Stored records

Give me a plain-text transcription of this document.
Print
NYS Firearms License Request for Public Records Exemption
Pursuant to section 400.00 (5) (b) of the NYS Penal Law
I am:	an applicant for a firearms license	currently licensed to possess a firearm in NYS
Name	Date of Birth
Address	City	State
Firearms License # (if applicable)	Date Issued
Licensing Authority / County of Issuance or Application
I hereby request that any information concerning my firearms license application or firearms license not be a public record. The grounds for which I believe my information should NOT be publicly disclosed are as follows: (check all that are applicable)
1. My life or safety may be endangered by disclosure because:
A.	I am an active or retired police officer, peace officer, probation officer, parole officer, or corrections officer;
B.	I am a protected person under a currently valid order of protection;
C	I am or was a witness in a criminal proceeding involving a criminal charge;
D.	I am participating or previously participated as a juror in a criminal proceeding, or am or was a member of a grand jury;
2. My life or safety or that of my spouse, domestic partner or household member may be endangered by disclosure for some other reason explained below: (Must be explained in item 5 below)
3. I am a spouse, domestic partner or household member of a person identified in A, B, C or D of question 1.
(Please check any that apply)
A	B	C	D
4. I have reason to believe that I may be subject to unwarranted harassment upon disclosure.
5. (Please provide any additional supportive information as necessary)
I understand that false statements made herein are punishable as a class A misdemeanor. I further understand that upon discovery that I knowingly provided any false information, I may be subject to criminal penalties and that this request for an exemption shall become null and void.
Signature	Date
* * *
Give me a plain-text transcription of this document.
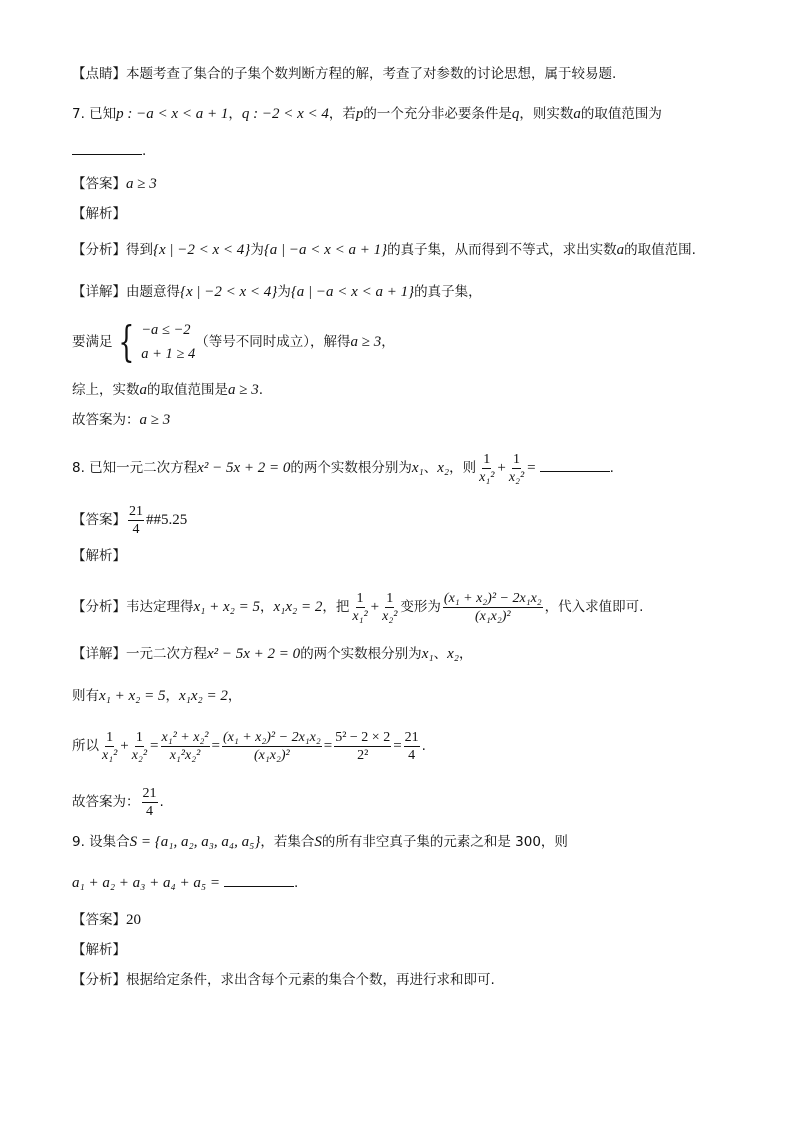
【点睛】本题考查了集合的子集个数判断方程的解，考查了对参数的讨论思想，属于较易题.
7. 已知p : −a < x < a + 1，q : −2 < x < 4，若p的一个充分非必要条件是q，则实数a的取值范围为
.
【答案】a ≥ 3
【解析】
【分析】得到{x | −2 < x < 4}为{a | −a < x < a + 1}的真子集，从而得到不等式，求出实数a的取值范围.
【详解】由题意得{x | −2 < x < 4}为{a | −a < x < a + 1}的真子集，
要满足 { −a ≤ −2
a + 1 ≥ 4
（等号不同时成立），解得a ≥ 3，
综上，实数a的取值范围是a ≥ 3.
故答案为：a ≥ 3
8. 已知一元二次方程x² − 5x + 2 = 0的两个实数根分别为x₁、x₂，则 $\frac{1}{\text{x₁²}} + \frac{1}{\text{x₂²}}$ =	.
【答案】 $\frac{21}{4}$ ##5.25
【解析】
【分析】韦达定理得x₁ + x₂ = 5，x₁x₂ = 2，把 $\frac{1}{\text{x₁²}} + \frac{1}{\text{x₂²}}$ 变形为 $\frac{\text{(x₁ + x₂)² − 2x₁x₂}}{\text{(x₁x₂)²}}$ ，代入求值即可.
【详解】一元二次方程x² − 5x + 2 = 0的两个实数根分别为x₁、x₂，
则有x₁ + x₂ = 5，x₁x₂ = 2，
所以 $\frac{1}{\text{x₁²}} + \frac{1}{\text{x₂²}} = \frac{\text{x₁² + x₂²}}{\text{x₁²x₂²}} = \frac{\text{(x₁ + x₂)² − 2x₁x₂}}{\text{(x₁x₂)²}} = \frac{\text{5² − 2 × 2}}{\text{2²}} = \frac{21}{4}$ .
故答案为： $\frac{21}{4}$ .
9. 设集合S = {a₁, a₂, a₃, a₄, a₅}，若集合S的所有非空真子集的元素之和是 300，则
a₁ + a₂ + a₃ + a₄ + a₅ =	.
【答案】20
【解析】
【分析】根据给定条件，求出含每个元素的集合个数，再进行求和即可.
--
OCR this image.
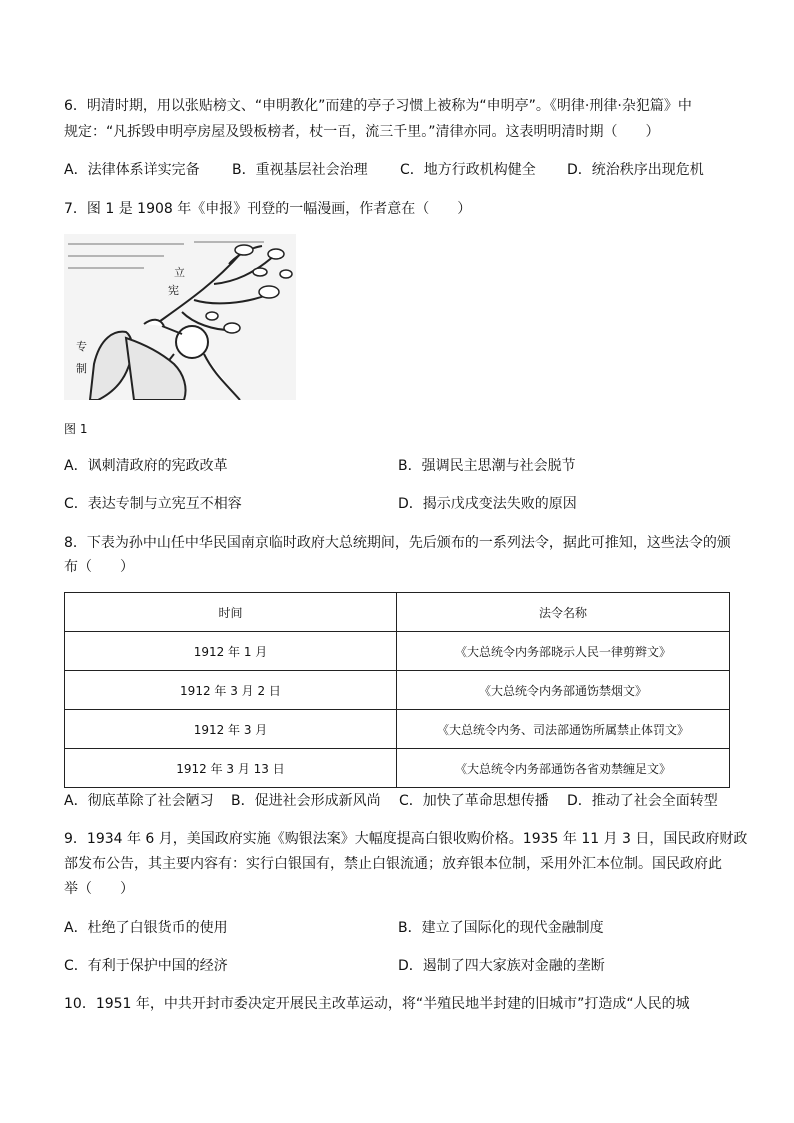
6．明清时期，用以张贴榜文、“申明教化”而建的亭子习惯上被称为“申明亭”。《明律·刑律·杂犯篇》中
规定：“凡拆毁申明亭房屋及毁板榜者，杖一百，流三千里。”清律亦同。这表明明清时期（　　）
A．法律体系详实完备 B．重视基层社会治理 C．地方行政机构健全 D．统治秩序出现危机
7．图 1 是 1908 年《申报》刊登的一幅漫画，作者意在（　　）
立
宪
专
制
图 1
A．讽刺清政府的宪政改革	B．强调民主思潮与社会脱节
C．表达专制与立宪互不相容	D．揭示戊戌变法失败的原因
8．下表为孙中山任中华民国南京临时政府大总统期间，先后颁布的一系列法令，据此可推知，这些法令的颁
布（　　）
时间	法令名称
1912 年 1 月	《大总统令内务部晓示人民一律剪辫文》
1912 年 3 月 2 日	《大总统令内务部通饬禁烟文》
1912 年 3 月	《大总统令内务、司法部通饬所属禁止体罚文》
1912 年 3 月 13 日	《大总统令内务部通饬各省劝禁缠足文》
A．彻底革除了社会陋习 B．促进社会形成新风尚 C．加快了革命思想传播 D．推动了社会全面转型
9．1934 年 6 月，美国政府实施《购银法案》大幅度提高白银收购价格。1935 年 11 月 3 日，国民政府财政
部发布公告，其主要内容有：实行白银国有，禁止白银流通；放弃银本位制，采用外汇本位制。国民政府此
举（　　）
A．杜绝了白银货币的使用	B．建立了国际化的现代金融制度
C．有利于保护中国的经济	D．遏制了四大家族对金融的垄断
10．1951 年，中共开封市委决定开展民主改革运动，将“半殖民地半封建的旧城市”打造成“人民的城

**Problem to work on:** Considering only the records above, state the number of lines that include the word "currently", with nothing added.

**Solution to this task:** 2